# start of Task input
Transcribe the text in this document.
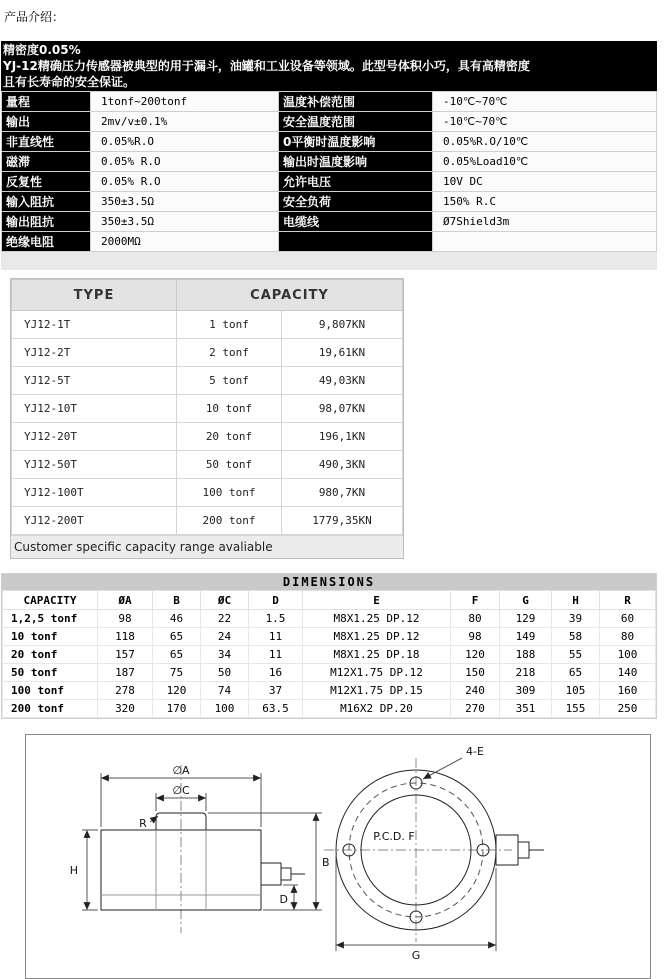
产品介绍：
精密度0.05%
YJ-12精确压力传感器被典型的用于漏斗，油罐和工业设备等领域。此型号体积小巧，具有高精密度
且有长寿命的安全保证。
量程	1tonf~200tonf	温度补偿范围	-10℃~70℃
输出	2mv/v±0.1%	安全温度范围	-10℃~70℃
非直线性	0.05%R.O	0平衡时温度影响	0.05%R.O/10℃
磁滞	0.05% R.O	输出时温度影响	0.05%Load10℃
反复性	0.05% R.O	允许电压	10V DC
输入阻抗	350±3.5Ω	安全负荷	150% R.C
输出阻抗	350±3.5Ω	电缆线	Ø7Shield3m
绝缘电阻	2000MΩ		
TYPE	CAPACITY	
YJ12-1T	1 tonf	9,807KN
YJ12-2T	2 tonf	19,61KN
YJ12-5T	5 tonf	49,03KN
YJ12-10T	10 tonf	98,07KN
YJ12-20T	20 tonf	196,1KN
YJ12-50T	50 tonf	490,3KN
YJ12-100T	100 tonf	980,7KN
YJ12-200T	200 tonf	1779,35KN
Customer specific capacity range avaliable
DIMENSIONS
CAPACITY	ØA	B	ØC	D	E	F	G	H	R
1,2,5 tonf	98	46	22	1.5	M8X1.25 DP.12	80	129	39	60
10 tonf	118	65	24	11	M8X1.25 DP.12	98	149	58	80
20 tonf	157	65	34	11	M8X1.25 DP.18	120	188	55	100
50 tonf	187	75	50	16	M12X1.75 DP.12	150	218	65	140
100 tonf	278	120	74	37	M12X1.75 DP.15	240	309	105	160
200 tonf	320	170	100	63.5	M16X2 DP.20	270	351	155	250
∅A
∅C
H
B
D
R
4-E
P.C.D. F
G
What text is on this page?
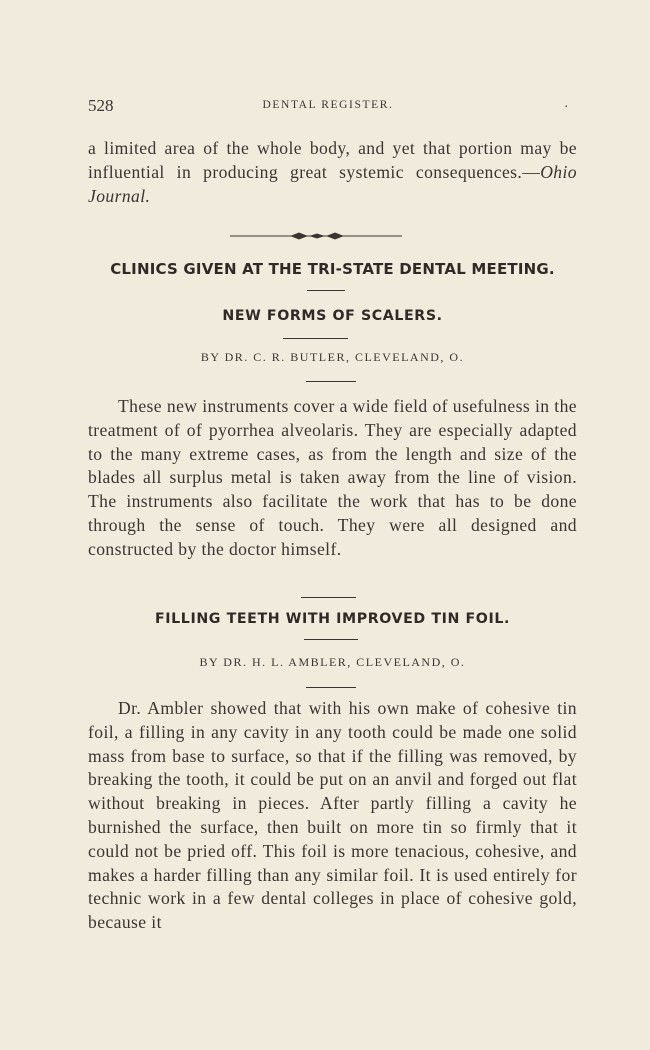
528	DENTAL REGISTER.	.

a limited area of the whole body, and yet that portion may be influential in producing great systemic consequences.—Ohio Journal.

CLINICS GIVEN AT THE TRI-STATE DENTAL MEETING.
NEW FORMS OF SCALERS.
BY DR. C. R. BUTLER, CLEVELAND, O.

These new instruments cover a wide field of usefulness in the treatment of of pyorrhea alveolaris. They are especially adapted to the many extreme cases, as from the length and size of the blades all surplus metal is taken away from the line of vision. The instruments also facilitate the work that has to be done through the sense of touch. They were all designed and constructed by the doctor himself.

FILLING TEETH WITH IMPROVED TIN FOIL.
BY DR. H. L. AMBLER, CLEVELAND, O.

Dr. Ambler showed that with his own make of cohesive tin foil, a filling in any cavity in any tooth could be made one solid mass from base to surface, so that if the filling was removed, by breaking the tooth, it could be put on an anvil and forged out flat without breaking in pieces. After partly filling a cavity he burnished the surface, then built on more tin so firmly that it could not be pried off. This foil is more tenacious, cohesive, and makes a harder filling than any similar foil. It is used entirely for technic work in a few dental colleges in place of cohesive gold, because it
# end of Task input
Look through the entries and find each line that has the string "text". Copy those lines.

Transcribe the text in this document.
What text is on this page?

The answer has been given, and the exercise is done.